## begin Dataset
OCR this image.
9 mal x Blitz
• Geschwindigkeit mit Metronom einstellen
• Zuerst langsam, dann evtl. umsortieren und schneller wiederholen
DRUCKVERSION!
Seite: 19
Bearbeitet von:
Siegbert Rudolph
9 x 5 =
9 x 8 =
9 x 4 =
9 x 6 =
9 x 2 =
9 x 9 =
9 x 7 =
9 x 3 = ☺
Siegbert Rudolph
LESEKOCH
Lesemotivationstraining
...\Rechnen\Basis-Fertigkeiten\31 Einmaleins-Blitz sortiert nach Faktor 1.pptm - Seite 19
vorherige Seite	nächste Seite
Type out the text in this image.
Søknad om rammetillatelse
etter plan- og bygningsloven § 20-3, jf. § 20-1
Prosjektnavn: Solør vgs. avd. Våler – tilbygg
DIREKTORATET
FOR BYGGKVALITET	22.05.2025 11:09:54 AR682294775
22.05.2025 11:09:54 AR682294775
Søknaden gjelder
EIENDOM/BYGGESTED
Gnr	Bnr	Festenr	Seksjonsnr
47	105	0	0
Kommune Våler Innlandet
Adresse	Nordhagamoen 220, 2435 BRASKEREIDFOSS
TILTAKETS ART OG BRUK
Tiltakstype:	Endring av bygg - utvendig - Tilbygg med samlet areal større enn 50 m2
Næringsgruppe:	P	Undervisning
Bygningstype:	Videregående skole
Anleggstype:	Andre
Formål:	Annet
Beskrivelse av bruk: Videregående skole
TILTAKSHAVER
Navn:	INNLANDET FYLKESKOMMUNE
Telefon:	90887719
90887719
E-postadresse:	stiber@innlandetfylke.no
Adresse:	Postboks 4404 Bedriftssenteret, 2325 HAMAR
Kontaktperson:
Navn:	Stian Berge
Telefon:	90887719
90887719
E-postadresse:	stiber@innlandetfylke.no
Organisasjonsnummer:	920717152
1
## end Dataset
Prompt: Write each line above out exactly.

Reply to the task:
OCR this image.
9 mal x Blitz
• Geschwindigkeit mit Metronom einstellen
• Zuerst langsam, dann evtl. umsortieren und schneller wiederholen
DRUCKVERSION!
Seite: 19
Bearbeitet von:
Siegbert Rudolph
9 x 5 =
9 x 8 =
9 x 4 =
9 x 6 =
9 x 2 =
9 x 9 =
9 x 7 =
9 x 3 = ☺
Siegbert Rudolph
LESEKOCH
Lesemotivationstraining
...\Rechnen\Basis-Fertigkeiten\31 Einmaleins-Blitz sortiert nach Faktor 1.pptm - Seite 19
vorherige Seite	nächste Seite
Type out the text in this image.
Søknad om rammetillatelse
etter plan- og bygningsloven § 20-3, jf. § 20-1
Prosjektnavn: Solør vgs. avd. Våler – tilbygg
DIREKTORATET
FOR BYGGKVALITET	22.05.2025 11:09:54 AR682294775
22.05.2025 11:09:54 AR682294775
Søknaden gjelder
EIENDOM/BYGGESTED
Gnr	Bnr	Festenr	Seksjonsnr
47	105	0	0
Kommune Våler Innlandet
Adresse	Nordhagamoen 220, 2435 BRASKEREIDFOSS
TILTAKETS ART OG BRUK
Tiltakstype:	Endring av bygg - utvendig - Tilbygg med samlet areal større enn 50 m2
Næringsgruppe:	P	Undervisning
Bygningstype:	Videregående skole
Anleggstype:	Andre
Formål:	Annet
Beskrivelse av bruk: Videregående skole
TILTAKSHAVER
Navn:	INNLANDET FYLKESKOMMUNE
Telefon:	90887719
90887719
E-postadresse:	stiber@innlandetfylke.no
Adresse:	Postboks 4404 Bedriftssenteret, 2325 HAMAR
Kontaktperson:
Navn:	Stian Berge
Telefon:	90887719
90887719
E-postadresse:	stiber@innlandetfylke.no
Organisasjonsnummer:	920717152
1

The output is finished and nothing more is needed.